(Extracted records)
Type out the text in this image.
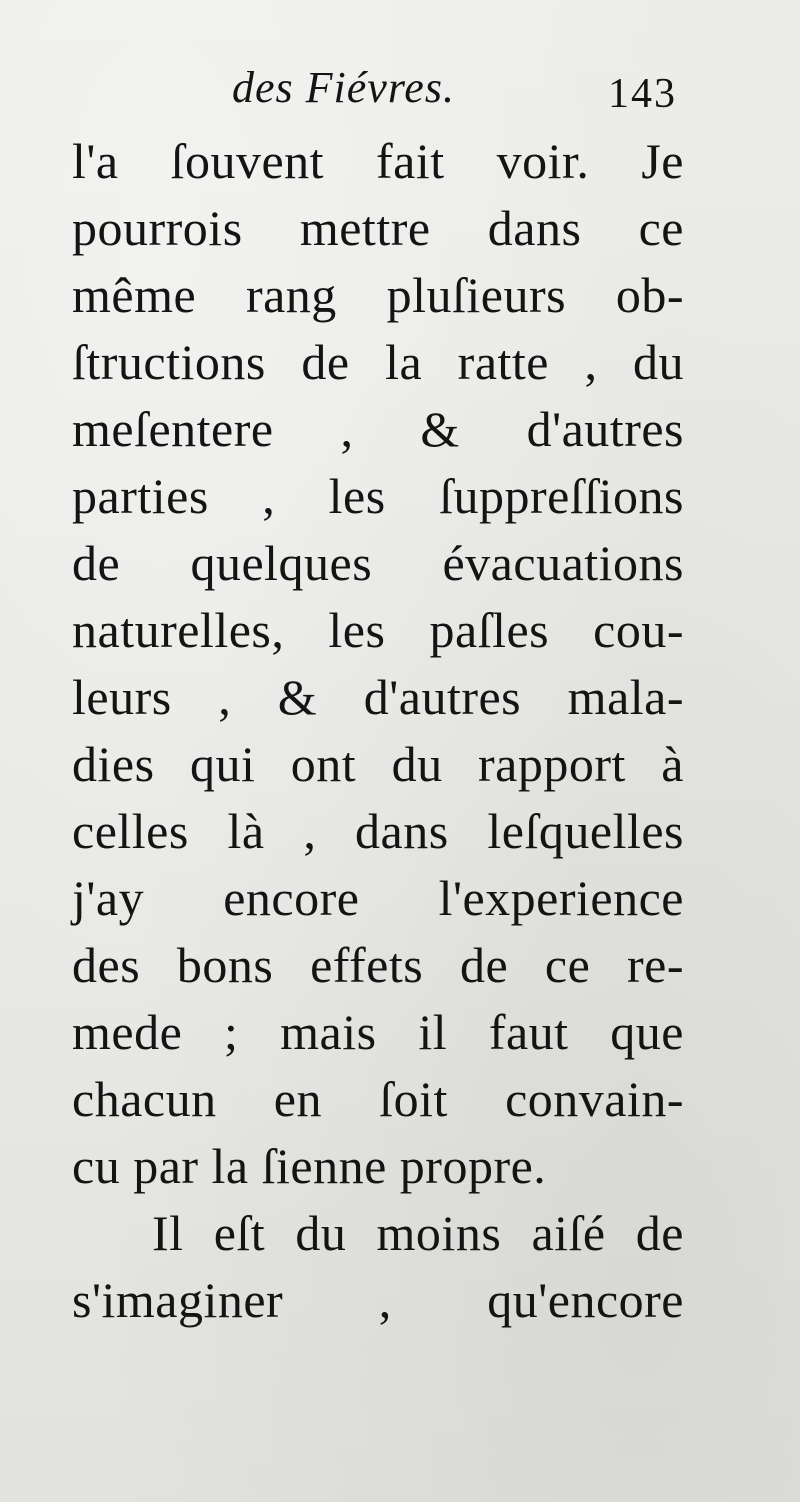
des Fiévres.	143
l'a ſouvent fait voir. Je
pourrois mettre dans ce
même rang pluſieurs ob-
ſtructions de la ratte , du
meſentere , & d'autres
parties , les ſuppreſſions
de quelques évacuations
naturelles, les paſles cou-
leurs , & d'autres mala-
dies qui ont du rapport à
celles là , dans leſquelles
j'ay encore l'experience
des bons effets de ce re-
mede ; mais il faut que
chacun en ſoit convain-
cu par la ſienne propre.
Il eſt du moins aiſé de
s'imaginer , qu'encore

> **Written instruction**:
Gather and copy every line of the data in which the string "autres" is found.

> **Problem solution**:
meſentere , & d'autres
leurs , & d'autres mala-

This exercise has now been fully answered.